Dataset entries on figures
----
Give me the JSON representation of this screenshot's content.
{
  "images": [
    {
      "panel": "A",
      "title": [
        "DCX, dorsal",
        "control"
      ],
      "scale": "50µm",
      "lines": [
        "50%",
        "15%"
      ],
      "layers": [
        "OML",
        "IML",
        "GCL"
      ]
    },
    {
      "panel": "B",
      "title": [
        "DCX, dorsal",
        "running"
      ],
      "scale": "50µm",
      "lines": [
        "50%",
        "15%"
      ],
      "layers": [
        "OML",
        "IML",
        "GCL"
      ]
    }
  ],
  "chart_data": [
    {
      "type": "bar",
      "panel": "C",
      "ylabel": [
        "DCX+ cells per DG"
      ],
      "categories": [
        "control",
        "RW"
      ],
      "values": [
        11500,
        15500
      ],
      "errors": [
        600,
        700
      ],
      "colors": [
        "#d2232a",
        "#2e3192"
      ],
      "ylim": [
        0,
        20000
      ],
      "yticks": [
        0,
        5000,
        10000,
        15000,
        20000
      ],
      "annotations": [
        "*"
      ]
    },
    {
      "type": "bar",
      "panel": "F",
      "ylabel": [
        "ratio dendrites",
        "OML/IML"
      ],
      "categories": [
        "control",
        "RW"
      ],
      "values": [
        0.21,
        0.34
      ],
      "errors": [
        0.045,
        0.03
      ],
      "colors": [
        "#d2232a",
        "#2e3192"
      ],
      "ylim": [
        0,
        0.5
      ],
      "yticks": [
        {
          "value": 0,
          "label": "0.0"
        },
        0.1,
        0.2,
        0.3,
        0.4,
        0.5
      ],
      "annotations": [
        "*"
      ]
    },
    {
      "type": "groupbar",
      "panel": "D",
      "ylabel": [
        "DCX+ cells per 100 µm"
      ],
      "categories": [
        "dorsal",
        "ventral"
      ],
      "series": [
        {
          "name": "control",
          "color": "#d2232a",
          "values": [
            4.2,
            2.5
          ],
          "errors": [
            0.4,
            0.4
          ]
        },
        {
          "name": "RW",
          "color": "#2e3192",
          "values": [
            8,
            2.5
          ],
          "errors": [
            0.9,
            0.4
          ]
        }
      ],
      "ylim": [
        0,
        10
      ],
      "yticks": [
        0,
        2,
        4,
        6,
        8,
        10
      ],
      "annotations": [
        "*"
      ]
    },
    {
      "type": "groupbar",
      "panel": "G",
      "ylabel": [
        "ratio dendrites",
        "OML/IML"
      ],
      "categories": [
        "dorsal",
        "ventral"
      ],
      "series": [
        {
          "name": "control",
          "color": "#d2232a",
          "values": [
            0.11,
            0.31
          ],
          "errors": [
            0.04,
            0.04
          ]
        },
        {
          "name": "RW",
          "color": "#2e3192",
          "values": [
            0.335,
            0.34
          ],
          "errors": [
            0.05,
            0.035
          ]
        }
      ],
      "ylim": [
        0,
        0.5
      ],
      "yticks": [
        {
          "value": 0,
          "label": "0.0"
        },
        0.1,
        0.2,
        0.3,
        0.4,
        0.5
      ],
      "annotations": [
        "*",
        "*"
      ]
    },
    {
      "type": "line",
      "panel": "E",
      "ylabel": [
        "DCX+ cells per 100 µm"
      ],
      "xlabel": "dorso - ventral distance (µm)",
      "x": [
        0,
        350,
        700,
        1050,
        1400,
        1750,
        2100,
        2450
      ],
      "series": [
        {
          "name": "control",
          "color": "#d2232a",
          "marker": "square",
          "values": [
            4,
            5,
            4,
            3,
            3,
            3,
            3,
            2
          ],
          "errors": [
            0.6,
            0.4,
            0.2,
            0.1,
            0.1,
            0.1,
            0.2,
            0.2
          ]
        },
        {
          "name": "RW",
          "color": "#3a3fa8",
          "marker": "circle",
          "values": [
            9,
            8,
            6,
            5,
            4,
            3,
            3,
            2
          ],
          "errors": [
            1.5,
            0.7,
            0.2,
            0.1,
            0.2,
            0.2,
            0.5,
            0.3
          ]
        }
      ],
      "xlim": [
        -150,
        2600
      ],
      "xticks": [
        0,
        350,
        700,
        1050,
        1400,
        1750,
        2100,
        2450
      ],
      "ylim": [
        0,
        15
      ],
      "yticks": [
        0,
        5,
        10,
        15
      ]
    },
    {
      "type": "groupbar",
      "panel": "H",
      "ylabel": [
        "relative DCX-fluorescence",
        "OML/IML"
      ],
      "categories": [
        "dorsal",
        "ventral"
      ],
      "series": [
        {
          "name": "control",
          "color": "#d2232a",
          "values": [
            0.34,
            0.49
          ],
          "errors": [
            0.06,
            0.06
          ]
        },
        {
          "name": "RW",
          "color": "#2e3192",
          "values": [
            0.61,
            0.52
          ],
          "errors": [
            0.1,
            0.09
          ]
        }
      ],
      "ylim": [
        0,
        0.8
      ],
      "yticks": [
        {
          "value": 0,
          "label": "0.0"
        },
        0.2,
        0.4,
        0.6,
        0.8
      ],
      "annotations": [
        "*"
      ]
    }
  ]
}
----
- What is expected
Reproduce the data exactly. All of it is needed.

- Task response
Give me the JSON representation of this screenshot's content.
{
  "images": [
    {
      "panel": "A",
      "title": [
        "DCX, dorsal",
        "control"
      ],
      "scale": "50µm",
      "lines": [
        "50%",
        "15%"
      ],
      "layers": [
        "OML",
        "IML",
        "GCL"
      ]
    },
    {
      "panel": "B",
      "title": [
        "DCX, dorsal",
        "running"
      ],
      "scale": "50µm",
      "lines": [
        "50%",
        "15%"
      ],
      "layers": [
        "OML",
        "IML",
        "GCL"
      ]
    }
  ],
  "chart_data": [
    {
      "type": "bar",
      "panel": "C",
      "ylabel": [
        "DCX+ cells per DG"
      ],
      "categories": [
        "control",
        "RW"
      ],
      "values": [
        11500,
        15500
      ],
      "errors": [
        600,
        700
      ],
      "colors": [
        "#d2232a",
        "#2e3192"
      ],
      "ylim": [
        0,
        20000
      ],
      "yticks": [
        0,
        5000,
        10000,
        15000,
        20000
      ],
      "annotations": [
        "*"
      ]
    },
    {
      "type": "bar",
      "panel": "F",
      "ylabel": [
        "ratio dendrites",
        "OML/IML"
      ],
      "categories": [
        "control",
        "RW"
      ],
      "values": [
        0.21,
        0.34
      ],
      "errors": [
        0.045,
        0.03
      ],
      "colors": [
        "#d2232a",
        "#2e3192"
      ],
      "ylim": [
        0,
        0.5
      ],
      "yticks": [
        {
          "value": 0,
          "label": "0.0"
        },
        0.1,
        0.2,
        0.3,
        0.4,
        0.5
      ],
      "annotations": [
        "*"
      ]
    },
    {
      "type": "groupbar",
      "panel": "D",
      "ylabel": [
        "DCX+ cells per 100 µm"
      ],
      "categories": [
        "dorsal",
        "ventral"
      ],
      "series": [
        {
          "name": "control",
          "color": "#d2232a",
          "values": [
            4.2,
            2.5
          ],
          "errors": [
            0.4,
            0.4
          ]
        },
        {
          "name": "RW",
          "color": "#2e3192",
          "values": [
            8,
            2.5
          ],
          "errors": [
            0.9,
            0.4
          ]
        }
      ],
      "ylim": [
        0,
        10
      ],
      "yticks": [
        0,
        2,
        4,
        6,
        8,
        10
      ],
      "annotations": [
        "*"
      ]
    },
    {
      "type": "groupbar",
      "panel": "G",
      "ylabel": [
        "ratio dendrites",
        "OML/IML"
      ],
      "categories": [
        "dorsal",
        "ventral"
      ],
      "series": [
        {
          "name": "control",
          "color": "#d2232a",
          "values": [
            0.11,
            0.31
          ],
          "errors": [
            0.04,
            0.04
          ]
        },
        {
          "name": "RW",
          "color": "#2e3192",
          "values": [
            0.335,
            0.34
          ],
          "errors": [
            0.05,
            0.035
          ]
        }
      ],
      "ylim": [
        0,
        0.5
      ],
      "yticks": [
        {
          "value": 0,
          "label": "0.0"
        },
        0.1,
        0.2,
        0.3,
        0.4,
        0.5
      ],
      "annotations": [
        "*",
        "*"
      ]
    },
    {
      "type": "line",
      "panel": "E",
      "ylabel": [
        "DCX+ cells per 100 µm"
      ],
      "xlabel": "dorso - ventral distance (µm)",
      "x": [
        0,
        350,
        700,
        1050,
        1400,
        1750,
        2100,
        2450
      ],
      "series": [
        {
          "name": "control",
          "color": "#d2232a",
          "marker": "square",
          "values": [
            4,
            5,
            4,
            3,
            3,
            3,
            3,
            2
          ],
          "errors": [
            0.6,
            0.4,
            0.2,
            0.1,
            0.1,
            0.1,
            0.2,
            0.2
          ]
        },
        {
          "name": "RW",
          "color": "#3a3fa8",
          "marker": "circle",
          "values": [
            9,
            8,
            6,
            5,
            4,
            3,
            3,
            2
          ],
          "errors": [
            1.5,
            0.7,
            0.2,
            0.1,
            0.2,
            0.2,
            0.5,
            0.3
          ]
        }
      ],
      "xlim": [
        -150,
        2600
      ],
      "xticks": [
        0,
        350,
        700,
        1050,
        1400,
        1750,
        2100,
        2450
      ],
      "ylim": [
        0,
        15
      ],
      "yticks": [
        0,
        5,
        10,
        15
      ]
    },
    {
      "type": "groupbar",
      "panel": "H",
      "ylabel": [
        "relative DCX-fluorescence",
        "OML/IML"
      ],
      "categories": [
        "dorsal",
        "ventral"
      ],
      "series": [
        {
          "name": "control",
          "color": "#d2232a",
          "values": [
            0.34,
            0.49
          ],
          "errors": [
            0.06,
            0.06
          ]
        },
        {
          "name": "RW",
          "color": "#2e3192",
          "values": [
            0.61,
            0.52
          ],
          "errors": [
            0.1,
            0.09
          ]
        }
      ],
      "ylim": [
        0,
        0.8
      ],
      "yticks": [
        {
          "value": 0,
          "label": "0.0"
        },
        0.2,
        0.4,
        0.6,
        0.8
      ],
      "annotations": [
        "*"
      ]
    }
  ]
}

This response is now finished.